● DOKUMENT
_ _ _

# Wand-Rig mit Wasserkühlung



## Totemlurch (25. Oktober 2014)

*Wand-Rig mit Wasserkühlung*

Hey Leute, 
ich will mir demnächst einen neuen Rechner zusammenbauen und diesen aber nicht als normalen Rechner unterm Schreibtisch verstecken, sondern das komplette Rig mir an die Wand hängen. Natürlich entsprechend angerichtet mit LED's und einer optisch eindrucksvollen Wakü. 
Als grobes Vorbild dient mir dazu: [Gallery / Build Log] Ultimate Wall Mount Rig - MAXXPlanck V2 (Completed)
Aus meinem alten Rechner werde ich lediglich die Festplatten (samsung ssd, wd 1tb hdd) verwenden, als restliche Komponenten hab ich mir folgendes ausgesucht:

CPU:            Intel i5-4670k
GPU:            Palit GeForce GTX 970 JetStream
MB:             MSI Z87-GD65 Gaming Series
RAM:           GeIL EVO Potenza Black Series DDR3-1600
Sound:        Creative Sound Blaster Z PCIe - Retail (optional)

Als Netzteil wird ein Be quiet! Straight Power 580W, welches ich hier noch rumfliegen habe, zum Einsatz kommen.
Folgende (vllt naive) Fragen stellen sich mir nun und ich hoffe diese hier beantwortet zu kommen:
Allgemein, was haltet ihr von dem Rig?

_ _ _

● EINGABEDATEN
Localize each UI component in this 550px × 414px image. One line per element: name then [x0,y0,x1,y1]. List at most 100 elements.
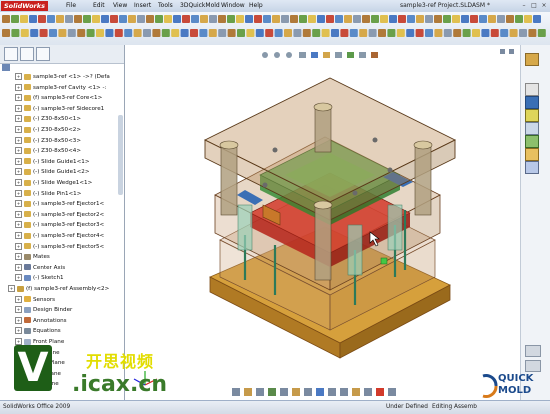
toolbar-button[interactable] [321,29,330,37]
expand-icon[interactable]: + [15,147,22,155]
expand-icon[interactable]: + [15,274,22,282]
menu-3dquickmold[interactable]: 3DQuickMold [180,0,220,12]
toolbar-button[interactable] [209,15,217,23]
toolbar-button[interactable] [77,29,86,37]
toolbar-button[interactable] [74,15,82,23]
tree-item[interactable]: + (-) Z30-8x50<4> [15,147,81,156]
tree-item[interactable]: + Annotations [15,316,67,326]
toolbar-button[interactable] [362,15,370,23]
toolbar-button[interactable] [299,15,307,23]
toolbar-button[interactable] [137,15,145,23]
expand-icon[interactable]: + [15,168,22,176]
toolbar-button[interactable] [368,29,377,37]
tree-item[interactable]: + (-) Sketch1 [15,274,64,283]
tree-item[interactable]: + (-) Slide Wedge1<1> [15,179,92,188]
expand-icon[interactable]: + [15,253,22,261]
expand-icon[interactable]: + [15,126,22,133]
toolbar-button[interactable] [302,29,311,37]
tree-item[interactable]: + (f) sample3-ref Assembly<2> [8,285,109,294]
toolbar-button[interactable] [180,29,189,37]
expand-icon[interactable]: + [15,306,22,314]
toolbar-button[interactable] [406,29,415,37]
toolbar-button[interactable] [416,15,424,23]
toolbar-button[interactable] [389,15,397,23]
toolbar-button[interactable] [425,15,433,23]
toolbar-button[interactable] [461,15,469,23]
expand-icon[interactable]: + [15,221,22,229]
close-icon[interactable]: × [540,2,548,9]
expand-icon[interactable]: + [15,263,22,271]
toolbar-button[interactable] [20,15,28,23]
tree-item[interactable]: + (-) sample3-ref Sidecore1 [15,104,104,114]
toolbar-button[interactable] [434,15,442,23]
toolbar-button[interactable] [47,15,55,23]
toolbar-button[interactable] [537,29,546,37]
toolbar-button[interactable] [182,15,190,23]
toolbar-button[interactable] [56,15,64,23]
toolbar-button[interactable] [274,29,283,37]
toolbar-button[interactable] [218,29,227,37]
graphics-viewport[interactable] [125,45,520,400]
toolbar-button[interactable] [161,29,170,37]
toolbar-button[interactable] [2,15,10,23]
toolbar-button[interactable] [284,29,292,37]
toolbar-button[interactable] [124,29,133,37]
toolbar-button[interactable] [236,15,244,23]
toolbar-button[interactable] [110,15,118,23]
expand-icon[interactable]: + [15,94,22,102]
menu-insert[interactable]: Insert [134,0,151,12]
toolbar-button[interactable] [272,15,280,23]
toolbar-button[interactable] [171,29,180,37]
toolbar-button[interactable] [265,29,274,37]
expand-icon[interactable]: + [15,338,22,345]
toolbar-button[interactable] [114,29,123,37]
toolbar-button[interactable] [398,15,406,23]
toolbar-button[interactable] [218,15,226,23]
expand-icon[interactable]: + [15,242,22,250]
toolbar-button[interactable] [173,15,181,23]
tree-item[interactable]: + Equations [15,327,61,336]
toolbar-button[interactable] [387,29,396,37]
toolbar-button[interactable] [293,29,302,37]
expand-icon[interactable]: + [15,115,22,123]
toolbar-button[interactable] [2,29,10,37]
toolbar-button[interactable] [470,15,478,23]
toolbar-button[interactable] [533,15,541,23]
expand-icon[interactable]: + [15,104,22,112]
menu-view[interactable]: View [113,0,127,12]
search-icon[interactable] [525,122,539,135]
toolbar-button[interactable] [340,29,349,37]
toolbar-button[interactable] [472,29,480,37]
toolbar-button[interactable] [490,29,499,37]
expand-icon[interactable]: + [15,136,22,144]
toolbar-button[interactable] [200,15,208,23]
tree-item[interactable]: + (-) Slide Pin1<1> [15,189,81,199]
toolbar-button[interactable] [11,15,19,23]
toolbar-button[interactable] [119,15,127,23]
home-icon[interactable] [525,53,539,66]
toolbar-button[interactable] [133,29,142,37]
toolbar-button[interactable] [246,29,255,37]
toolbar-button[interactable] [105,29,114,37]
expand-icon[interactable]: + [15,200,22,208]
toolbar-button[interactable] [479,15,487,23]
toolbar-button[interactable] [312,29,321,37]
expand-icon[interactable]: + [15,73,22,80]
menu-tools[interactable]: Tools [158,0,173,12]
property-tab[interactable] [20,47,34,61]
toolbar-button[interactable] [349,29,358,37]
config-tab[interactable] [36,47,50,61]
toolbar-button[interactable] [371,15,379,23]
tree-item[interactable]: + Mates [15,253,50,262]
tree-item[interactable]: + (-) Z30-8x50<2> [15,126,81,135]
toolbar-button[interactable] [500,29,509,37]
tree-item[interactable]: + sample3-ref Cavity <1> -: [15,83,106,93]
design-library-icon[interactable] [525,96,539,109]
tree-item[interactable]: + (-) Z30-8x50<1> [15,115,81,124]
toolbar-button[interactable] [29,15,37,23]
toolbar-button[interactable] [407,15,415,23]
toolbar-button[interactable] [30,29,39,37]
filter-icon[interactable] [2,64,10,71]
toolbar-button[interactable] [11,29,20,37]
toolbar-button[interactable] [263,15,271,23]
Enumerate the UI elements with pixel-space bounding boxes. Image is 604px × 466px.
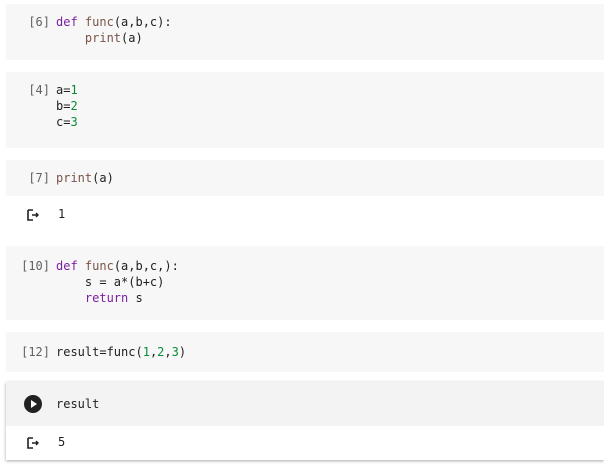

_ _ _

● ZU ERLEDIGEN
(1) Kopiere aus den Einträgen unverändert die Zeilen von der Zeile mit „toolbar-button[interactable] [321,29,330,37]“ bis zur Zeile mit „toolbar-button[interactable] [362,15,370,23]“, beide eingeschlossen.
(2) Führe den Forenbeitrag über das Wand-Rig mit Wasserkühlung an der Stelle weiter, an der er aufhört.

● ERGEBNISSE
(1)
toolbar-button[interactable] [321,29,330,37]
expand-icon[interactable]: + [15,147,22,155]
expand-icon[interactable]: + [15,274,22,282]
menu-3dquickmold[interactable]: 3DQuickMold [180,0,220,12]
toolbar-button[interactable] [209,15,217,23]
toolbar-button[interactable] [77,29,86,37]
toolbar-button[interactable] [74,15,82,23]
tree-item[interactable]: + (-) Z30-8x50<4> [15,147,81,156]
tree-item[interactable]: + Annotations [15,316,67,326]
toolbar-button[interactable] [362,15,370,23]

(2)
Die GraKa ist ja in der Jetstream-Variante von Hause aus übertaktet. Lohnt sich das, oder kann man bedenkenlos auf die 'normale' Variante der GTX 970 von Palit zurückgreifen? 
Welcher Block wäre der passende für die GraKa von Palit?
Welche Pumpe, Ausgleichsbehälter, optisch passende Radiatoren, PiPaPo?
Optisch (wie man sich vllt bereits anhand der Komponenten denken kann) soll das ganze in Schwarz und Rot gehalten sein. Die Wakü-Schläuche, bzw die Kühlflüssigkeit in Rot, die Grundplatte schwarz, die einzelnen Komponenten jeweils werden nicht direkt auf der Grundplatte platziert, sondern jeweils auf einzelnen Plexiglasplatten mit angefasten Kanten, hinter diesen rote LED's, welche das ganze indirekt illuminieren. 
Zu guter Letzt eine sehr spezielle Sonderfrage: Hat von euch einer eine Idee, wo ich 8KC3-0726-0500 3M | 3M12026-ND | DigiKey herbekomme, ohne dass es aus den USA verschifft werden muss? Die Grafikkarte soll natürlich nicht einfach auf das Mainboard gesteckt werden, sondern wie der Rest auch als einzelne Komponente platziert werden. Das Flachbandkabel zur Verbindung muss emi-geschirmt sein und bis auf dieses eine von 3M hab ich keins gefunden, was diese Eigenschaft hat. 
Schon mal vorab vielen Dank für eure Hilfe.


----------



## der pc-nutzer (25. Oktober 2014)

*AW: Wand-Rig mit Wasserkühlung*



Totemlurch schrieb:


> Die GraKa ist ja in der Jetstream-Variante von Hause aus übertaktet. Lohnt sich das, oder kann man bedenkenlos auf die 'normale' Variante der GTX 970 von Palit zurückgreifen?



Lohnen würde sich ne Gigabyte GTX 970 Gaming G1, die lassen sich meist extrem gut übertakten



> Welcher Block wäre der passende für die GraKa von Palit?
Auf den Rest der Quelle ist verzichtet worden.